Task statement
In your copy, leave out the pictures; write out all the data exactly.

Excerpted records
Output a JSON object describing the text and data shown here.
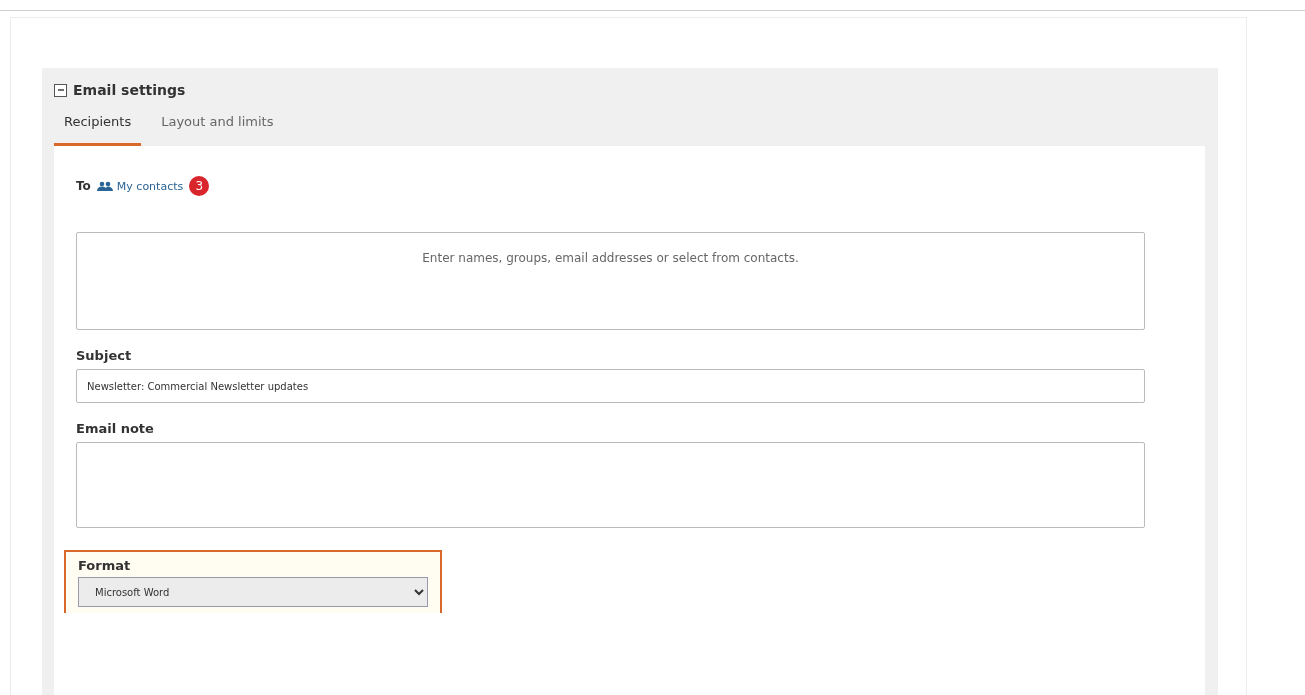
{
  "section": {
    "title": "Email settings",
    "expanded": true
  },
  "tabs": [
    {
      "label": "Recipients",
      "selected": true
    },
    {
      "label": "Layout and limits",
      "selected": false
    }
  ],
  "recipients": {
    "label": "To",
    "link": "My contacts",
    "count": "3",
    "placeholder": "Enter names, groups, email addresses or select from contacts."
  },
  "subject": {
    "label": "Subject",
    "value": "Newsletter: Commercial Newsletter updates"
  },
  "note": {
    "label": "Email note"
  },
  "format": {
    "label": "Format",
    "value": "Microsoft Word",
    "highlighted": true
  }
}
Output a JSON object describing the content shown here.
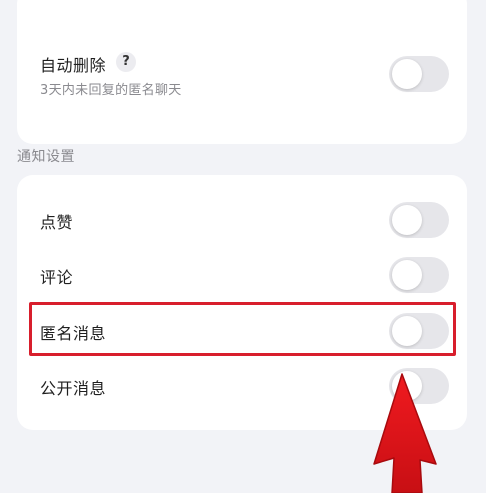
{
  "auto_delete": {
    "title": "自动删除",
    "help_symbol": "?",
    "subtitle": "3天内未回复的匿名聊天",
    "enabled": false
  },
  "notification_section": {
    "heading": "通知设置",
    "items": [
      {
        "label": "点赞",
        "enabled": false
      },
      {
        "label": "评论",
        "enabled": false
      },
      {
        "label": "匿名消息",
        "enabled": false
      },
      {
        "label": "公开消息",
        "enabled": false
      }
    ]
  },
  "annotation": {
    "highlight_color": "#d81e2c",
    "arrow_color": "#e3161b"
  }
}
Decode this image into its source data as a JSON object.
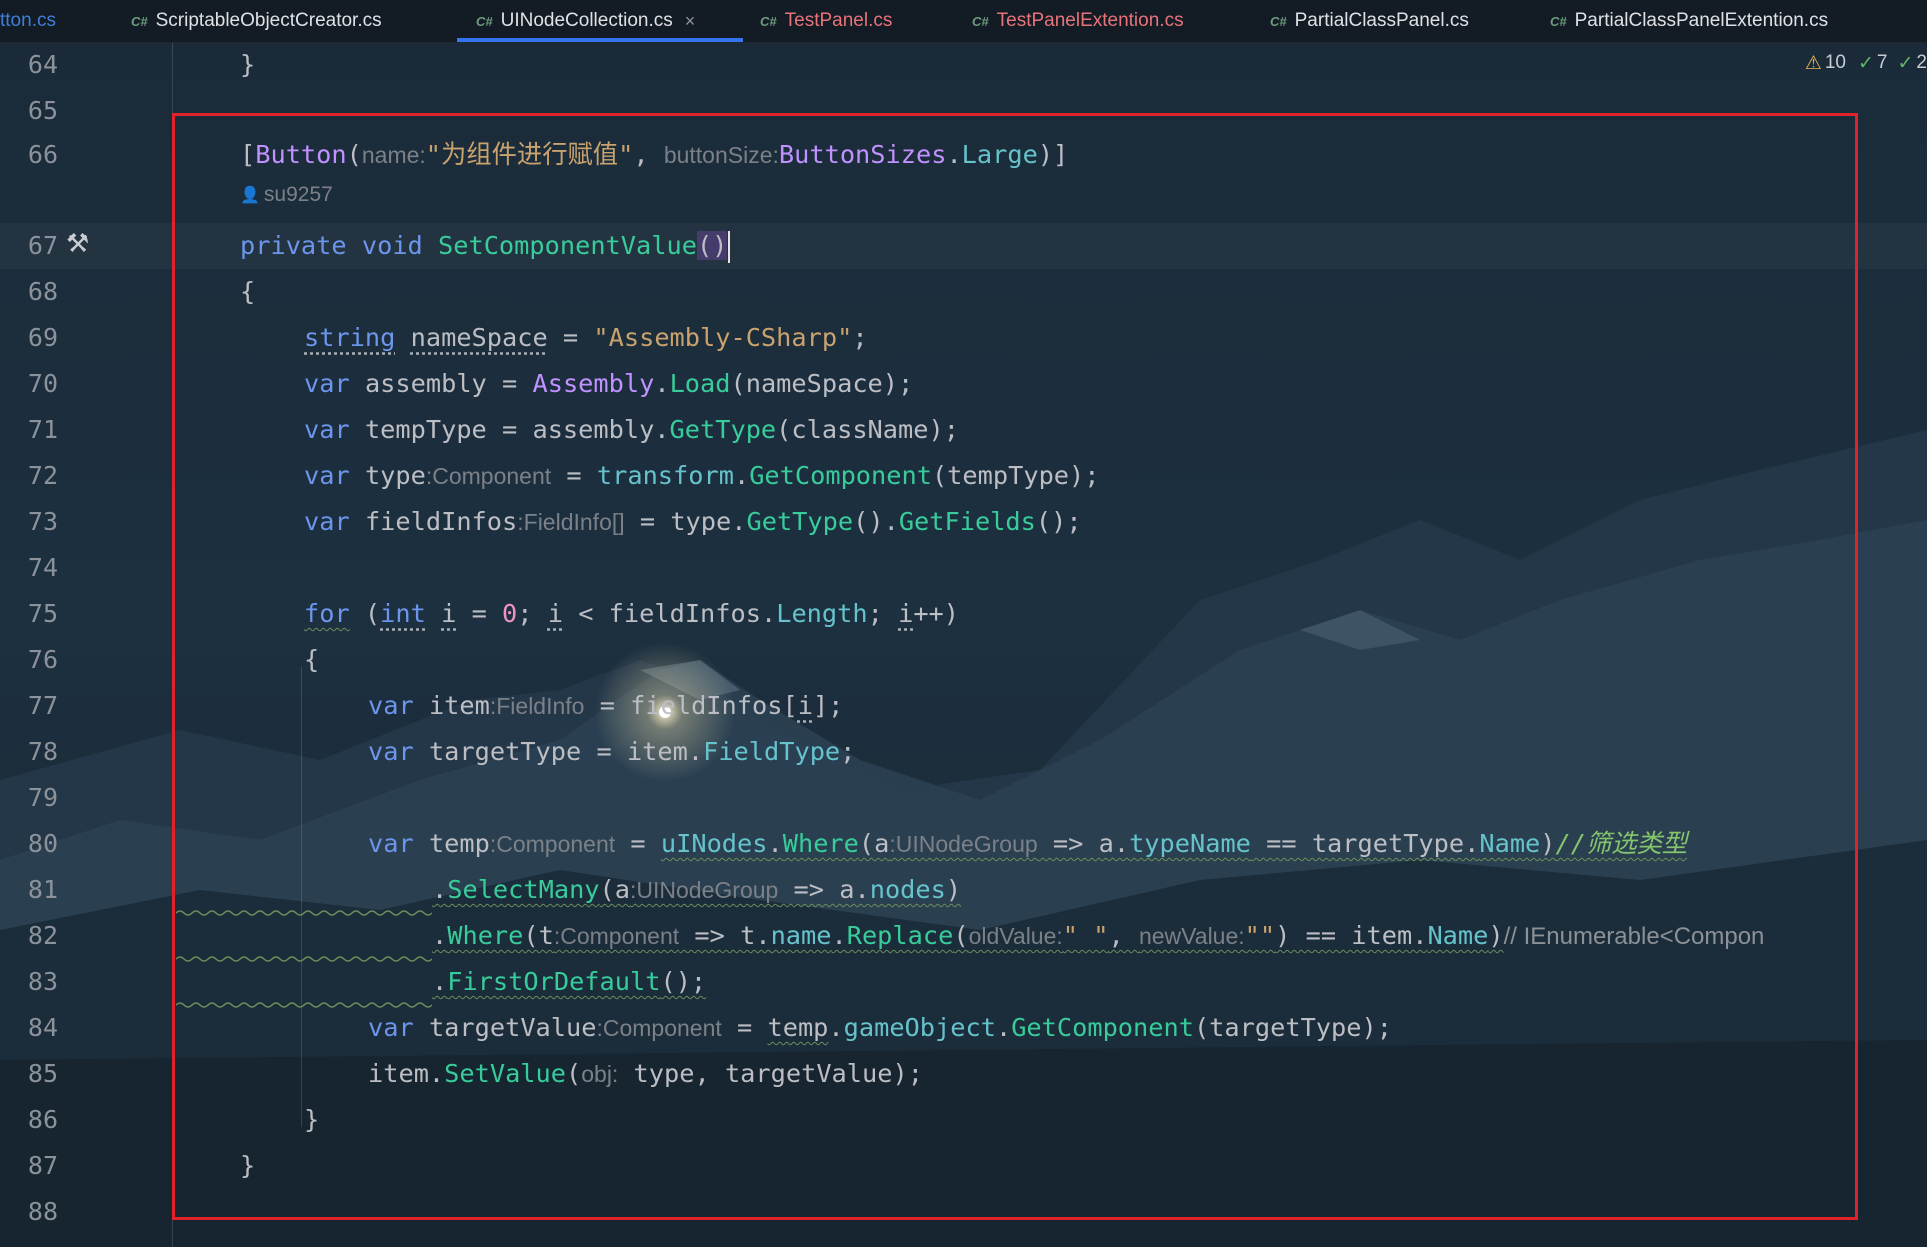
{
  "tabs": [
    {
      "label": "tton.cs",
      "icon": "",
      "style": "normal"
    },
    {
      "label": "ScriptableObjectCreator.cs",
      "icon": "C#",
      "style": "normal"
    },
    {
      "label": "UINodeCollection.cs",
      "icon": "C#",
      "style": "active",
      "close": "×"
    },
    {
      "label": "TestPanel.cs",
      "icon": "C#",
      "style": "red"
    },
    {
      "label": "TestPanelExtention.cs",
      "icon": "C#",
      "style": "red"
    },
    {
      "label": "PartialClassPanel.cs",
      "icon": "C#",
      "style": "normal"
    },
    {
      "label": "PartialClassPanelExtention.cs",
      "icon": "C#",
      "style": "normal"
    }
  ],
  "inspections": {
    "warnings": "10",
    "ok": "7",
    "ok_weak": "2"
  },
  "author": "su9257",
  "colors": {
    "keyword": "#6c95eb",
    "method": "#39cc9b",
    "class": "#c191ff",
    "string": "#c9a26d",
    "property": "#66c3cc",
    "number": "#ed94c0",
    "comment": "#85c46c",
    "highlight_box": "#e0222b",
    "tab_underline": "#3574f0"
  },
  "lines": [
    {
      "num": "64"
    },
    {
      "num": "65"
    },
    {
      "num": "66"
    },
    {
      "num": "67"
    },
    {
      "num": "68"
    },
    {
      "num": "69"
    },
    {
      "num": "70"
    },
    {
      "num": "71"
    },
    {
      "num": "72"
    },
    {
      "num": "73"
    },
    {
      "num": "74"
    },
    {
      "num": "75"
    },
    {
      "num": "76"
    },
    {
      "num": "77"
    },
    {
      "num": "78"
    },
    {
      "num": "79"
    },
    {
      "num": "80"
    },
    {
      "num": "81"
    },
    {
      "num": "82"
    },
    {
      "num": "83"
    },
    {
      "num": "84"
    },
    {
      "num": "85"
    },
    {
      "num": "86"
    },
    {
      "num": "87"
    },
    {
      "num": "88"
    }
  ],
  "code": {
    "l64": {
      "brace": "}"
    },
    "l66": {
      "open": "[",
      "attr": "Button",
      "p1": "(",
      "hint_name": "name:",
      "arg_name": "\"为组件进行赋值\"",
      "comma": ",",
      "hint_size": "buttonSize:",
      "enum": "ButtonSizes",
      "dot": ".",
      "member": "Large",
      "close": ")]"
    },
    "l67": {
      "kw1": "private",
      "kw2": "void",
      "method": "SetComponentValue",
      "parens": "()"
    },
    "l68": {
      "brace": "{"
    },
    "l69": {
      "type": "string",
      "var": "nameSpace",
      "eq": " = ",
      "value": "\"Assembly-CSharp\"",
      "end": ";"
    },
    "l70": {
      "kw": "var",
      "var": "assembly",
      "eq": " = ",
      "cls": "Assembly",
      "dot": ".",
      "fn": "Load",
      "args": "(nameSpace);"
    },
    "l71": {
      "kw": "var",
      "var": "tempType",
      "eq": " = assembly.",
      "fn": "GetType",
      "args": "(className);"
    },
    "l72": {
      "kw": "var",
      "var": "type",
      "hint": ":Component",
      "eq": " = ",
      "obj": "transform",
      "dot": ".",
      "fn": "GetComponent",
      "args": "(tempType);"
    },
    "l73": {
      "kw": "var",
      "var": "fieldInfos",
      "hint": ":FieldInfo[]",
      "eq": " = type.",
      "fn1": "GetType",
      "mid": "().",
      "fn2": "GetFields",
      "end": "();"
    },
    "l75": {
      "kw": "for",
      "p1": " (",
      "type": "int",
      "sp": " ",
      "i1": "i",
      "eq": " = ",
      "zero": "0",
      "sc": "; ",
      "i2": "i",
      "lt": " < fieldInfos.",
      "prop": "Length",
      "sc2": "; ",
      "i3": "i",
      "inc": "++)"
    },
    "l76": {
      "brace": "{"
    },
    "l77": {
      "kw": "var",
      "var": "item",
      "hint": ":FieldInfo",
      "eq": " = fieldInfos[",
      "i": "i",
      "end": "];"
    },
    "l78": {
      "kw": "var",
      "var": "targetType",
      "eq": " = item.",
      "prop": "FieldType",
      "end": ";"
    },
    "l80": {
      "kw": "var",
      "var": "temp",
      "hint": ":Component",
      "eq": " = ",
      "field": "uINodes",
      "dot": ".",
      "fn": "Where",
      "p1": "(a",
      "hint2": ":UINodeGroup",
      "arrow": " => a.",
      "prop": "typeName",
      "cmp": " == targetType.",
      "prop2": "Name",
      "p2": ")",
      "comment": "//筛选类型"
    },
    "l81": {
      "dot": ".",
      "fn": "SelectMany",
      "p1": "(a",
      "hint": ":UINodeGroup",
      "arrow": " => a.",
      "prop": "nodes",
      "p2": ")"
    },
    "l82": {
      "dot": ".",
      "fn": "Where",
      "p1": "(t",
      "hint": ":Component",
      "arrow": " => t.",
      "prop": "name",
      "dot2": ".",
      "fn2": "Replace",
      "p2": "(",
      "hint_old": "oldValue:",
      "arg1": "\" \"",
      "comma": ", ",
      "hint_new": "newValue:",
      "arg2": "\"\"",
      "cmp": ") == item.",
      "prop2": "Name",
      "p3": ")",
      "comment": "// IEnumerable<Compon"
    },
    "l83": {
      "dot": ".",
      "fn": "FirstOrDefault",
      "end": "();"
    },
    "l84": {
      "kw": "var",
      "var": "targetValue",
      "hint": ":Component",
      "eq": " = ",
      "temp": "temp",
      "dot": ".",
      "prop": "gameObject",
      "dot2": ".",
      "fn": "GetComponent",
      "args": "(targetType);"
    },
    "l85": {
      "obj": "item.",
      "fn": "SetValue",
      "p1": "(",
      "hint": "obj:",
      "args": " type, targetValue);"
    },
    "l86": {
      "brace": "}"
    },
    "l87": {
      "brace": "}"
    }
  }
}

Answer to this task
Output a JSON object describing the text and data shown here.
{
  "section": {
    "title": "Email settings",
    "expanded": true
  },
  "tabs": [
    {
      "label": "Recipients",
      "selected": true
    },
    {
      "label": "Layout and limits",
      "selected": false
    }
  ],
  "recipients": {
    "label": "To",
    "link": "My contacts",
    "count": "3",
    "placeholder": "Enter names, groups, email addresses or select from contacts."
  },
  "subject": {
    "label": "Subject",
    "value": "Newsletter: Commercial Newsletter updates"
  },
  "note": {
    "label": "Email note"
  },
  "format": {
    "label": "Format",
    "value": "Microsoft Word",
    "highlighted": true
  }
}
Output a JSON object describing the content shown here.
{
  "auto_delete": {
    "title": "自动删除",
    "help_symbol": "?",
    "subtitle": "3天内未回复的匿名聊天",
    "enabled": false
  },
  "notification_section": {
    "heading": "通知设置",
    "items": [
      {
        "label": "点赞",
        "enabled": false
      },
      {
        "label": "评论",
        "enabled": false
      },
      {
        "label": "匿名消息",
        "enabled": false
      },
      {
        "label": "公开消息",
        "enabled": false
      }
    ]
  },
  "annotation": {
    "highlight_color": "#d81e2c",
    "arrow_color": "#e3161b"
  }
}
Decode this image into its source data as a JSON object.
{
  "tabs": [
    {
      "label": "tton.cs",
      "icon": "",
      "style": "normal"
    },
    {
      "label": "ScriptableObjectCreator.cs",
      "icon": "C#",
      "style": "normal"
    },
    {
      "label": "UINodeCollection.cs",
      "icon": "C#",
      "style": "active",
      "close": "×"
    },
    {
      "label": "TestPanel.cs",
      "icon": "C#",
      "style": "red"
    },
    {
      "label": "TestPanelExtention.cs",
      "icon": "C#",
      "style": "red"
    },
    {
      "label": "PartialClassPanel.cs",
      "icon": "C#",
      "style": "normal"
    },
    {
      "label": "PartialClassPanelExtention.cs",
      "icon": "C#",
      "style": "normal"
    }
  ],
  "inspections": {
    "warnings": "10",
    "ok": "7",
    "ok_weak": "2"
  },
  "author": "su9257",
  "colors": {
    "keyword": "#6c95eb",
    "method": "#39cc9b",
    "class": "#c191ff",
    "string": "#c9a26d",
    "property": "#66c3cc",
    "number": "#ed94c0",
    "comment": "#85c46c",
    "highlight_box": "#e0222b",
    "tab_underline": "#3574f0"
  },
  "lines": [
    {
      "num": "64"
    },
    {
      "num": "65"
    },
    {
      "num": "66"
    },
    {
      "num": "67"
    },
    {
      "num": "68"
    },
    {
      "num": "69"
    },
    {
      "num": "70"
    },
    {
      "num": "71"
    },
    {
      "num": "72"
    },
    {
      "num": "73"
    },
    {
      "num": "74"
    },
    {
      "num": "75"
    },
    {
      "num": "76"
    },
    {
      "num": "77"
    },
    {
      "num": "78"
    },
    {
      "num": "79"
    },
    {
      "num": "80"
    },
    {
      "num": "81"
    },
    {
      "num": "82"
    },
    {
      "num": "83"
    },
    {
      "num": "84"
    },
    {
      "num": "85"
    },
    {
      "num": "86"
    },
    {
      "num": "87"
    },
    {
      "num": "88"
    }
  ],
  "code": {
    "l64": {
      "brace": "}"
    },
    "l66": {
      "open": "[",
      "attr": "Button",
      "p1": "(",
      "hint_name": "name:",
      "arg_name": "\"为组件进行赋值\"",
      "comma": ",",
      "hint_size": "buttonSize:",
      "enum": "ButtonSizes",
      "dot": ".",
      "member": "Large",
      "close": ")]"
    },
    "l67": {
      "kw1": "private",
      "kw2": "void",
      "method": "SetComponentValue",
      "parens": "()"
    },
    "l68": {
      "brace": "{"
    },
    "l69": {
      "type": "string",
      "var": "nameSpace",
      "eq": " = ",
      "value": "\"Assembly-CSharp\"",
      "end": ";"
    },
    "l70": {
      "kw": "var",
      "var": "assembly",
      "eq": " = ",
      "cls": "Assembly",
      "dot": ".",
      "fn": "Load",
      "args": "(nameSpace);"
    },
    "l71": {
      "kw": "var",
      "var": "tempType",
      "eq": " = assembly.",
      "fn": "GetType",
      "args": "(className);"
    },
    "l72": {
      "kw": "var",
      "var": "type",
      "hint": ":Component",
      "eq": " = ",
      "obj": "transform",
      "dot": ".",
      "fn": "GetComponent",
      "args": "(tempType);"
    },
    "l73": {
      "kw": "var",
      "var": "fieldInfos",
      "hint": ":FieldInfo[]",
      "eq": " = type.",
      "fn1": "GetType",
      "mid": "().",
      "fn2": "GetFields",
      "end": "();"
    },
    "l75": {
      "kw": "for",
      "p1": " (",
      "type": "int",
      "sp": " ",
      "i1": "i",
      "eq": " = ",
      "zero": "0",
      "sc": "; ",
      "i2": "i",
      "lt": " < fieldInfos.",
      "prop": "Length",
      "sc2": "; ",
      "i3": "i",
      "inc": "++)"
    },
    "l76": {
      "brace": "{"
    },
    "l77": {
      "kw": "var",
      "var": "item",
      "hint": ":FieldInfo",
      "eq": " = fieldInfos[",
      "i": "i",
      "end": "];"
    },
    "l78": {
      "kw": "var",
      "var": "targetType",
      "eq": " = item.",
      "prop": "FieldType",
      "end": ";"
    },
    "l80": {
      "kw": "var",
      "var": "temp",
      "hint": ":Component",
      "eq": " = ",
      "field": "uINodes",
      "dot": ".",
      "fn": "Where",
      "p1": "(a",
      "hint2": ":UINodeGroup",
      "arrow": " => a.",
      "prop": "typeName",
      "cmp": " == targetType.",
      "prop2": "Name",
      "p2": ")",
      "comment": "//筛选类型"
    },
    "l81": {
      "dot": ".",
      "fn": "SelectMany",
      "p1": "(a",
      "hint": ":UINodeGroup",
      "arrow": " => a.",
      "prop": "nodes",
      "p2": ")"
    },
    "l82": {
      "dot": ".",
      "fn": "Where",
      "p1": "(t",
      "hint": ":Component",
      "arrow": " => t.",
      "prop": "name",
      "dot2": ".",
      "fn2": "Replace",
      "p2": "(",
      "hint_old": "oldValue:",
      "arg1": "\" \"",
      "comma": ", ",
      "hint_new": "newValue:",
      "arg2": "\"\"",
      "cmp": ") == item.",
      "prop2": "Name",
      "p3": ")",
      "comment": "// IEnumerable<Compon"
    },
    "l83": {
      "dot": ".",
      "fn": "FirstOrDefault",
      "end": "();"
    },
    "l84": {
      "kw": "var",
      "var": "targetValue",
      "hint": ":Component",
      "eq": " = ",
      "temp": "temp",
      "dot": ".",
      "prop": "gameObject",
      "dot2": ".",
      "fn": "GetComponent",
      "args": "(targetType);"
    },
    "l85": {
      "obj": "item.",
      "fn": "SetValue",
      "p1": "(",
      "hint": "obj:",
      "args": " type, targetValue);"
    },
    "l86": {
      "brace": "}"
    },
    "l87": {
      "brace": "}"
    }
  }
}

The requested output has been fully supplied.